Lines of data
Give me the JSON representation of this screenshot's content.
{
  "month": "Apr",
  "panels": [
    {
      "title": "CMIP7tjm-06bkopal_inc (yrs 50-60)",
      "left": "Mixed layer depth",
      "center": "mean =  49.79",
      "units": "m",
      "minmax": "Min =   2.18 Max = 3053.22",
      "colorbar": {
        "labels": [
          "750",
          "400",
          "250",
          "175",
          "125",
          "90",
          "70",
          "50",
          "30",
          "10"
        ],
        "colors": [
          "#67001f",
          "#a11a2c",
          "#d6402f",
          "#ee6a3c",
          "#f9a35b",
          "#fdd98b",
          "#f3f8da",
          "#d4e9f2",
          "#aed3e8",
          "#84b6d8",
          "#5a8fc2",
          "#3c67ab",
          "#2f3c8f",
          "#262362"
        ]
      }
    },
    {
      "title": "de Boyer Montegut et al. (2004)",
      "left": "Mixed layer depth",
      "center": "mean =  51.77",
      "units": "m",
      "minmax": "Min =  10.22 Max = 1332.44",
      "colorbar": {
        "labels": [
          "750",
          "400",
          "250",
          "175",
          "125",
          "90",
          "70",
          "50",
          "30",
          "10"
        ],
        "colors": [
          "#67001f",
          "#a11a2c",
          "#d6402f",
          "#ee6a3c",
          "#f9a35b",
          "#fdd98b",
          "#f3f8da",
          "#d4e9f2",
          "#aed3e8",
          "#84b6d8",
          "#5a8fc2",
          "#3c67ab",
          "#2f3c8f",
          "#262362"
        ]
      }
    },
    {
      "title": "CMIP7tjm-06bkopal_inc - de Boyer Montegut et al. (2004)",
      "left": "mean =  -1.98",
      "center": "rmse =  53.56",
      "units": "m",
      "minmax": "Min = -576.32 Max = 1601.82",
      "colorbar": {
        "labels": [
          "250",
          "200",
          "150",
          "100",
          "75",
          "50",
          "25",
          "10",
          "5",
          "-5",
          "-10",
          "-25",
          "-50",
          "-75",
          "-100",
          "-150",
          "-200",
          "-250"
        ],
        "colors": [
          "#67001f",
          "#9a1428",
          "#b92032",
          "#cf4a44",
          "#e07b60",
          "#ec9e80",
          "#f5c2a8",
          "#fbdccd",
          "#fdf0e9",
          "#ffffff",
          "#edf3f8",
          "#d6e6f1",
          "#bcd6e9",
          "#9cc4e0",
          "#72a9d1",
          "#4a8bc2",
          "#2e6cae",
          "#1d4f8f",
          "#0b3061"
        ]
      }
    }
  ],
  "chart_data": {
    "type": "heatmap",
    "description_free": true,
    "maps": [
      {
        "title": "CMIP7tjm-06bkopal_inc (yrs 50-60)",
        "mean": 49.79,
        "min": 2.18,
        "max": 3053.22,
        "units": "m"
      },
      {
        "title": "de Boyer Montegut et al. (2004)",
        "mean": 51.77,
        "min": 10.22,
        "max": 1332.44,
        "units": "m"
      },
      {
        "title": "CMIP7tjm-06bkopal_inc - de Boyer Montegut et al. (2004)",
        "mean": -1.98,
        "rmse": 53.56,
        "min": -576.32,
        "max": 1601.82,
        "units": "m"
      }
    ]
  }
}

_THE TASK:_ Return all of the data precisely as it appears.

_COMPLETE OUTPUT:_
Give me the JSON representation of this screenshot's content.
{
  "month": "Apr",
  "panels": [
    {
      "title": "CMIP7tjm-06bkopal_inc (yrs 50-60)",
      "left": "Mixed layer depth",
      "center": "mean =  49.79",
      "units": "m",
      "minmax": "Min =   2.18 Max = 3053.22",
      "colorbar": {
        "labels": [
          "750",
          "400",
          "250",
          "175",
          "125",
          "90",
          "70",
          "50",
          "30",
          "10"
        ],
        "colors": [
          "#67001f",
          "#a11a2c",
          "#d6402f",
          "#ee6a3c",
          "#f9a35b",
          "#fdd98b",
          "#f3f8da",
          "#d4e9f2",
          "#aed3e8",
          "#84b6d8",
          "#5a8fc2",
          "#3c67ab",
          "#2f3c8f",
          "#262362"
        ]
      }
    },
    {
      "title": "de Boyer Montegut et al. (2004)",
      "left": "Mixed layer depth",
      "center": "mean =  51.77",
      "units": "m",
      "minmax": "Min =  10.22 Max = 1332.44",
      "colorbar": {
        "labels": [
          "750",
          "400",
          "250",
          "175",
          "125",
          "90",
          "70",
          "50",
          "30",
          "10"
        ],
        "colors": [
          "#67001f",
          "#a11a2c",
          "#d6402f",
          "#ee6a3c",
          "#f9a35b",
          "#fdd98b",
          "#f3f8da",
          "#d4e9f2",
          "#aed3e8",
          "#84b6d8",
          "#5a8fc2",
          "#3c67ab",
          "#2f3c8f",
          "#262362"
        ]
      }
    },
    {
      "title": "CMIP7tjm-06bkopal_inc - de Boyer Montegut et al. (2004)",
      "left": "mean =  -1.98",
      "center": "rmse =  53.56",
      "units": "m",
      "minmax": "Min = -576.32 Max = 1601.82",
      "colorbar": {
        "labels": [
          "250",
          "200",
          "150",
          "100",
          "75",
          "50",
          "25",
          "10",
          "5",
          "-5",
          "-10",
          "-25",
          "-50",
          "-75",
          "-100",
          "-150",
          "-200",
          "-250"
        ],
        "colors": [
          "#67001f",
          "#9a1428",
          "#b92032",
          "#cf4a44",
          "#e07b60",
          "#ec9e80",
          "#f5c2a8",
          "#fbdccd",
          "#fdf0e9",
          "#ffffff",
          "#edf3f8",
          "#d6e6f1",
          "#bcd6e9",
          "#9cc4e0",
          "#72a9d1",
          "#4a8bc2",
          "#2e6cae",
          "#1d4f8f",
          "#0b3061"
        ]
      }
    }
  ],
  "chart_data": {
    "type": "heatmap",
    "description_free": true,
    "maps": [
      {
        "title": "CMIP7tjm-06bkopal_inc (yrs 50-60)",
        "mean": 49.79,
        "min": 2.18,
        "max": 3053.22,
        "units": "m"
      },
      {
        "title": "de Boyer Montegut et al. (2004)",
        "mean": 51.77,
        "min": 10.22,
        "max": 1332.44,
        "units": "m"
      },
      {
        "title": "CMIP7tjm-06bkopal_inc - de Boyer Montegut et al. (2004)",
        "mean": -1.98,
        "rmse": 53.56,
        "min": -576.32,
        "max": 1601.82,
        "units": "m"
      }
    ]
  }
}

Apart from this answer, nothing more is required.